==== RAW RECORDS ====

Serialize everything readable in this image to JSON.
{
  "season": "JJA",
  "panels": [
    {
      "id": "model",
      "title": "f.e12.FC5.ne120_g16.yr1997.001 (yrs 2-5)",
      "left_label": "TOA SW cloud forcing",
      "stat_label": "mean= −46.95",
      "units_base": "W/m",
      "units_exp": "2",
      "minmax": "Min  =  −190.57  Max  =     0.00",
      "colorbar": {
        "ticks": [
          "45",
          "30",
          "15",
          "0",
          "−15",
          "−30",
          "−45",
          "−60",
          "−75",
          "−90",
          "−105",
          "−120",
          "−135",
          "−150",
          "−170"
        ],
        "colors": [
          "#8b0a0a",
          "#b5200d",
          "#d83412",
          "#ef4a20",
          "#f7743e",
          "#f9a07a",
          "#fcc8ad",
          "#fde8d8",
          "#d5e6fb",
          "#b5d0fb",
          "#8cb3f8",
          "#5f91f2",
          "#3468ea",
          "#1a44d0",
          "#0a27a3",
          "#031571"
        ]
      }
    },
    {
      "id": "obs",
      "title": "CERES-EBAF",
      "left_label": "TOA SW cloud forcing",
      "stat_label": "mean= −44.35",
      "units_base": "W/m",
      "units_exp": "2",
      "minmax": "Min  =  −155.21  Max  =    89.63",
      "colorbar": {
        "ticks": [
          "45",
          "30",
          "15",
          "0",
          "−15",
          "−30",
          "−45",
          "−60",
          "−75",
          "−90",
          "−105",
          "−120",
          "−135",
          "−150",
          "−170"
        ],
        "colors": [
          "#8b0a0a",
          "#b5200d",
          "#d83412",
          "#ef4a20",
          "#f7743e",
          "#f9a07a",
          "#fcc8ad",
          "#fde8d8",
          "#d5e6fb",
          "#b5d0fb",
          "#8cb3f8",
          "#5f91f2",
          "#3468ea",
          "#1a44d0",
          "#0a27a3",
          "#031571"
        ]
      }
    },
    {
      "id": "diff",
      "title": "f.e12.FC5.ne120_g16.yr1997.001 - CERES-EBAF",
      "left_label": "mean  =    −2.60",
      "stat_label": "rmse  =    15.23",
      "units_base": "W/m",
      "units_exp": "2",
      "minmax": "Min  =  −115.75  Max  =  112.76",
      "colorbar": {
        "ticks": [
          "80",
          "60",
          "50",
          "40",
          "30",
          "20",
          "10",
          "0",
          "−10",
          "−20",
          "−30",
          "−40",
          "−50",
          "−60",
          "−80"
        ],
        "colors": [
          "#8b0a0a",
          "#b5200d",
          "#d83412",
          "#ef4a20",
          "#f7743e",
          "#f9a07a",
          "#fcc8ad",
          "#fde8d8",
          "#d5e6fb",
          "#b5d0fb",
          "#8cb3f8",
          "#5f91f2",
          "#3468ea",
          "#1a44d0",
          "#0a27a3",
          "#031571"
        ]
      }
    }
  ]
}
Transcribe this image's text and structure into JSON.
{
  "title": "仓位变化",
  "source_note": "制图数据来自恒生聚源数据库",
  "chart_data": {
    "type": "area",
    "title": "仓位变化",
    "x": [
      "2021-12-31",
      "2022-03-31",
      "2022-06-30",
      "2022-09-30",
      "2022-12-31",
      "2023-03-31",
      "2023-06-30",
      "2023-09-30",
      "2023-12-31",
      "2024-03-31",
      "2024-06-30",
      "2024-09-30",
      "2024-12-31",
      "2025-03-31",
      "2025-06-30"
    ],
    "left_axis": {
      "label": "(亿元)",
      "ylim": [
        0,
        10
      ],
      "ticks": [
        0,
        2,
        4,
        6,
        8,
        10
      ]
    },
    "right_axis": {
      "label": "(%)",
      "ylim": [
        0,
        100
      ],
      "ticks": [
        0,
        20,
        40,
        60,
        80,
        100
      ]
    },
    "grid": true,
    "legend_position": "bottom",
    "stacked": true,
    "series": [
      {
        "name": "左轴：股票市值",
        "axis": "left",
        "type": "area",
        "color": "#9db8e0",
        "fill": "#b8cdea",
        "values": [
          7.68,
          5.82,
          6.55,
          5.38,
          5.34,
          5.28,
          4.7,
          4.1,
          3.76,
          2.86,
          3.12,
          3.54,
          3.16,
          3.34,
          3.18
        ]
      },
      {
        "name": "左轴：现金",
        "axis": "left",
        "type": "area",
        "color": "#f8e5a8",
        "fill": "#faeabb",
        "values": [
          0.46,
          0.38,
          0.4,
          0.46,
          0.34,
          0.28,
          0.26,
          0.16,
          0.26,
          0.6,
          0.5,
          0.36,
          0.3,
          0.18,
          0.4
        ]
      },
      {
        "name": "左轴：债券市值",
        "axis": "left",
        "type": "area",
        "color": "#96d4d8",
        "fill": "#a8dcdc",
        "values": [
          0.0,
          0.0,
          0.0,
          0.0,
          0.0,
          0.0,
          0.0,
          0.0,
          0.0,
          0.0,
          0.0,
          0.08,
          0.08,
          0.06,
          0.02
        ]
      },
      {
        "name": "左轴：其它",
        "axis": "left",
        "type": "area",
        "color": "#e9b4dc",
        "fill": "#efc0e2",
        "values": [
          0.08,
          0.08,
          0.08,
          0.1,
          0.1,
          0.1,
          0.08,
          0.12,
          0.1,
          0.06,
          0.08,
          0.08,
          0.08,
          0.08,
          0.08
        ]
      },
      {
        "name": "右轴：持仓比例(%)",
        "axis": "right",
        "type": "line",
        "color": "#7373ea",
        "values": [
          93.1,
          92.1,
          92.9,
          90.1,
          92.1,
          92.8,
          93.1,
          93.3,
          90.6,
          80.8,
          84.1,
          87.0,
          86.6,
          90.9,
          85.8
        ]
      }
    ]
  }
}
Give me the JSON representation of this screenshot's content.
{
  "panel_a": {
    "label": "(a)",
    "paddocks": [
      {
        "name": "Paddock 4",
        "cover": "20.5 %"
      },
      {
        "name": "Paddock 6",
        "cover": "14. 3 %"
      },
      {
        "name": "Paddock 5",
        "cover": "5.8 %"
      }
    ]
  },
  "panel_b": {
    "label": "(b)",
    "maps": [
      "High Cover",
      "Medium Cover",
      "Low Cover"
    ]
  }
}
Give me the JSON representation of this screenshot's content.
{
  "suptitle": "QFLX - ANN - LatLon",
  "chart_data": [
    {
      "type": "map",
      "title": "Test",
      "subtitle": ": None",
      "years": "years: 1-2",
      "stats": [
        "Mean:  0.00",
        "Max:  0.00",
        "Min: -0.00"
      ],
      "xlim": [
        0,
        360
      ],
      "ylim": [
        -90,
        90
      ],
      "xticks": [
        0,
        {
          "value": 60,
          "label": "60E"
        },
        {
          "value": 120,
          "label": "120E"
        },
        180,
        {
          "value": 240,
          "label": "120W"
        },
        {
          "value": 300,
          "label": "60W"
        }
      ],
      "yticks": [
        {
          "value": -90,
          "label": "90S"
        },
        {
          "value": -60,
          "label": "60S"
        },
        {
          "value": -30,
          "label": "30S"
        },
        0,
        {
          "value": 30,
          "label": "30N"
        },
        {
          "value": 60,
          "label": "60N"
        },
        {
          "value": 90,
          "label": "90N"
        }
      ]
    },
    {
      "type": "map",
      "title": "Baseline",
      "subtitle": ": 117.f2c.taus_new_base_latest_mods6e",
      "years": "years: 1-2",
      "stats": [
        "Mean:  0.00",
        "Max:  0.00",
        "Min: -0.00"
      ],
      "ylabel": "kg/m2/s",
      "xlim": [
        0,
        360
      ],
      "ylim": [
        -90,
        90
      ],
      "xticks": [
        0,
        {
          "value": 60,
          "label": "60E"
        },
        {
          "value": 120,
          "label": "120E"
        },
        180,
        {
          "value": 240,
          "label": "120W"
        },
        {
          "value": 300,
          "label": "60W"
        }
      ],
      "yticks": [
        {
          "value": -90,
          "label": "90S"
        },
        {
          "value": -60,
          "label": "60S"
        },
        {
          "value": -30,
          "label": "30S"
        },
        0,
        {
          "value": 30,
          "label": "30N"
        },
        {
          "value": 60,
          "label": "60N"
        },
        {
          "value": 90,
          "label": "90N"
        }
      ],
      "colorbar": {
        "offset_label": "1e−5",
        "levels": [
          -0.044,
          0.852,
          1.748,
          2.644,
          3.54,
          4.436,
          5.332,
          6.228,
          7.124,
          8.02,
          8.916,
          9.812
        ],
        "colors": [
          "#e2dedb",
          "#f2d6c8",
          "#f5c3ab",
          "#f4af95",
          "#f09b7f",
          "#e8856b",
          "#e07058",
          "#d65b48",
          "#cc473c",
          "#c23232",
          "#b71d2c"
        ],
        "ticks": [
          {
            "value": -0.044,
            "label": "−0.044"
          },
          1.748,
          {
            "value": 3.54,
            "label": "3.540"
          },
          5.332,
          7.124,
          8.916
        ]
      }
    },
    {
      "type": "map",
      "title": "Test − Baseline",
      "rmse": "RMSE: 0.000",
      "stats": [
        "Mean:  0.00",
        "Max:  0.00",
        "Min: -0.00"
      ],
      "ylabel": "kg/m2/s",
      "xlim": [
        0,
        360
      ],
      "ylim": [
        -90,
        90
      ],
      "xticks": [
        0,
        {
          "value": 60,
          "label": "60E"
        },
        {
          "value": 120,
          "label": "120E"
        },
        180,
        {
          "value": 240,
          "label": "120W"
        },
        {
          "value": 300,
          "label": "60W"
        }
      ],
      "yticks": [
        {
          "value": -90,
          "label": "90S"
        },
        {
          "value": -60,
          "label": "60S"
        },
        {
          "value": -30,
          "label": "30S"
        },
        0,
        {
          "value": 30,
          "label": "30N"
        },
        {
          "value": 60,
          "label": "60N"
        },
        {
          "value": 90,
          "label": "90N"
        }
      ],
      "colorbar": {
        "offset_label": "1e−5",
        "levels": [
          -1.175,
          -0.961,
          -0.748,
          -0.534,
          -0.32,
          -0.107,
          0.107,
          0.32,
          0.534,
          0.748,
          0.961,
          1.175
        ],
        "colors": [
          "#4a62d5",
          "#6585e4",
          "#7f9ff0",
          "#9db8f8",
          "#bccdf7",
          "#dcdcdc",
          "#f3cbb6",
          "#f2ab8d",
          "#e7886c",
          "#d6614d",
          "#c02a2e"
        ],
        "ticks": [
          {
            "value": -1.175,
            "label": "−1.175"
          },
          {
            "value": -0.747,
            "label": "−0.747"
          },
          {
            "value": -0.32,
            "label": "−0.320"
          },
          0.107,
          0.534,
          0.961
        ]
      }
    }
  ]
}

====

### WHAT THIS TASK INVOLVES
What is the number of lines above that contain the string "name"? Answer with the number alone.

### SOLUTION TO THIS EXERCISE
8